**Problem**
Reproduce all lines of the listing below in which the word "головки" occurs.

**Records shown**
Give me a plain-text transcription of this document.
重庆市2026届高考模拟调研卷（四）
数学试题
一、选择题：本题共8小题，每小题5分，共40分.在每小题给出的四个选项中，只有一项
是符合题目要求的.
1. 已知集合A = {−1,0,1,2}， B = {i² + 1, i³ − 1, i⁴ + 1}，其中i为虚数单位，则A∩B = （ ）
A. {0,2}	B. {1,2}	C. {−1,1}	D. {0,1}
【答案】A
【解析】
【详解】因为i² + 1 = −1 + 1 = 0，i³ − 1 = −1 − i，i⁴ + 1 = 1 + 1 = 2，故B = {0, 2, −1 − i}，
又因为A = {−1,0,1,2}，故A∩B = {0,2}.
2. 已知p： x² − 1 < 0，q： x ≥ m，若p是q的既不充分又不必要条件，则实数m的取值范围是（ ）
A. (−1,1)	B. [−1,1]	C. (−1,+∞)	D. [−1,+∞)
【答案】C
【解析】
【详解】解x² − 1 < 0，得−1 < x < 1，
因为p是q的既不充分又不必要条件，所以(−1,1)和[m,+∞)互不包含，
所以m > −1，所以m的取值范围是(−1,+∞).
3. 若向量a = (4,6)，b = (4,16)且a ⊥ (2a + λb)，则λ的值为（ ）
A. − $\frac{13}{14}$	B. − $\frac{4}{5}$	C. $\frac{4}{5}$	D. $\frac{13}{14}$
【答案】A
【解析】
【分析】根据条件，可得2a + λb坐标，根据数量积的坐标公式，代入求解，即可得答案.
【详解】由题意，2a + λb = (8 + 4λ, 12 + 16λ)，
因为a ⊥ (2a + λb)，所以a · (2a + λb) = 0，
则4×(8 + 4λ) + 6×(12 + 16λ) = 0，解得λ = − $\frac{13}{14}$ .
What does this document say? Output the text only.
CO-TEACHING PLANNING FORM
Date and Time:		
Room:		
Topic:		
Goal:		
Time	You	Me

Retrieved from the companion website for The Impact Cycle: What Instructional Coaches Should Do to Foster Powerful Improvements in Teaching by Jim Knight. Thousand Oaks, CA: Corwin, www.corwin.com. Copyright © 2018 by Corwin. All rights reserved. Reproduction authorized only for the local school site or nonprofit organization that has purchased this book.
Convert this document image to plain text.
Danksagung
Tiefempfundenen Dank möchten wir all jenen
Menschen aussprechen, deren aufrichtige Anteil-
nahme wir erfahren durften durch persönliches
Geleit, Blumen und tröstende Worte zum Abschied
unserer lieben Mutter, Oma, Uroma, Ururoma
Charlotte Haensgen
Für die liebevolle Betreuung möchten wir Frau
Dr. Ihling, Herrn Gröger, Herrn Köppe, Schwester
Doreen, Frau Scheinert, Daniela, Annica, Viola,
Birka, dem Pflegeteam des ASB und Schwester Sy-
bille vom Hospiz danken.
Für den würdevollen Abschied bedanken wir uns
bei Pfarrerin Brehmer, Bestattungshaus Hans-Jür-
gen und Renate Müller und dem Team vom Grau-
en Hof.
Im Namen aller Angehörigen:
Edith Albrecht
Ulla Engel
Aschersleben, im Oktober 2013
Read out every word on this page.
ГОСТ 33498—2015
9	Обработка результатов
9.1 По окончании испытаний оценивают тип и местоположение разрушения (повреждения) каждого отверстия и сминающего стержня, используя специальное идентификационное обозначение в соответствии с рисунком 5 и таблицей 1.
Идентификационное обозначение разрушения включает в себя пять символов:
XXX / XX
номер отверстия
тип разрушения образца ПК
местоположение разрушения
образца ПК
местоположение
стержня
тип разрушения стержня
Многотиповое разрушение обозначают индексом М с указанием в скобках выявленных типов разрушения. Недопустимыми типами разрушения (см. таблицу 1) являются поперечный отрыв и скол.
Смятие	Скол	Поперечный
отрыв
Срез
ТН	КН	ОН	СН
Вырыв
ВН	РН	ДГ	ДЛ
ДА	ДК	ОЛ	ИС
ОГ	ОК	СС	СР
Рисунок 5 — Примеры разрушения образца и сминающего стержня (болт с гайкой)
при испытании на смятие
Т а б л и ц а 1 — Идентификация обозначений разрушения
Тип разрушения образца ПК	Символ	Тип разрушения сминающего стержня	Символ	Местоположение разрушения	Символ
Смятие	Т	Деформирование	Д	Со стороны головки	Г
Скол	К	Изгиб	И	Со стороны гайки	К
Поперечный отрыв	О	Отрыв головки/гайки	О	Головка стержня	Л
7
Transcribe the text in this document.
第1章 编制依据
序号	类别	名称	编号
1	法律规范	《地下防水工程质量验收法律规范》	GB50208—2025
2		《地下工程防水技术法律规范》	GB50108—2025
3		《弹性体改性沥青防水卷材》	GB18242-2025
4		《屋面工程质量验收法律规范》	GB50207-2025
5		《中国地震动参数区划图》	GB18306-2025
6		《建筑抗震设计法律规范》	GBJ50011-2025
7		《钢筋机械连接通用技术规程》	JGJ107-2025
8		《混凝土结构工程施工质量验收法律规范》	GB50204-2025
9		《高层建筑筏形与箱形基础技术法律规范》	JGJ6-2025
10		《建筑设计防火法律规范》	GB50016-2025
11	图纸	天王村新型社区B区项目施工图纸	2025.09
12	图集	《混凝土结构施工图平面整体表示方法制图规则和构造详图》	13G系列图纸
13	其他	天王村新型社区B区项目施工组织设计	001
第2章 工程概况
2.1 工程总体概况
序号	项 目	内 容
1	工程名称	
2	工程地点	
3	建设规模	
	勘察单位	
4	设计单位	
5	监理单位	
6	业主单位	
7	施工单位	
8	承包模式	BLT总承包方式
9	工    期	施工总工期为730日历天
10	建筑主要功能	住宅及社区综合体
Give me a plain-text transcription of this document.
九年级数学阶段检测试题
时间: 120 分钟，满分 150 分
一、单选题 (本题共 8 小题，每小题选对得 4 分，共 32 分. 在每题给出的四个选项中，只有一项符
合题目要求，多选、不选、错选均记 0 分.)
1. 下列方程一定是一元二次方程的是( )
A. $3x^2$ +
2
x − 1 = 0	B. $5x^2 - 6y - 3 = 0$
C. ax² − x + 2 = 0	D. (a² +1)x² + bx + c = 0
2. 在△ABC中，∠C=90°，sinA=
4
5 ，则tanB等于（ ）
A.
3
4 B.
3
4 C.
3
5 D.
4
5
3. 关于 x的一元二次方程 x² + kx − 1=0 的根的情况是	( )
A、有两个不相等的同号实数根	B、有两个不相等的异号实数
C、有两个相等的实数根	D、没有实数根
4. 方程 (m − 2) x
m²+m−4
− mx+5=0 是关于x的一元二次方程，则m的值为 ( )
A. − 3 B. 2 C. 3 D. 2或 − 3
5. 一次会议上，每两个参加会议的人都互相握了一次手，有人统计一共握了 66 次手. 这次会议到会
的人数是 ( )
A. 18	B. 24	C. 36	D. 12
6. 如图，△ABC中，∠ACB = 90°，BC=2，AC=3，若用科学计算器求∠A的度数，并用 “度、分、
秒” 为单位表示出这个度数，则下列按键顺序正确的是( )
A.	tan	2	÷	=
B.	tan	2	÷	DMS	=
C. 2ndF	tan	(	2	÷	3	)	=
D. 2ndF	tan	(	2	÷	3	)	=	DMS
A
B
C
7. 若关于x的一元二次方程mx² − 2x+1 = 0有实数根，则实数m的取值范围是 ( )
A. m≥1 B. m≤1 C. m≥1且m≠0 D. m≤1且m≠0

**Full solution**
Смятие	Т	Деформирование	Д	Со стороны головки	Г
Поперечный отрыв	О	Отрыв головки/гайки	О	Головка стержня	Л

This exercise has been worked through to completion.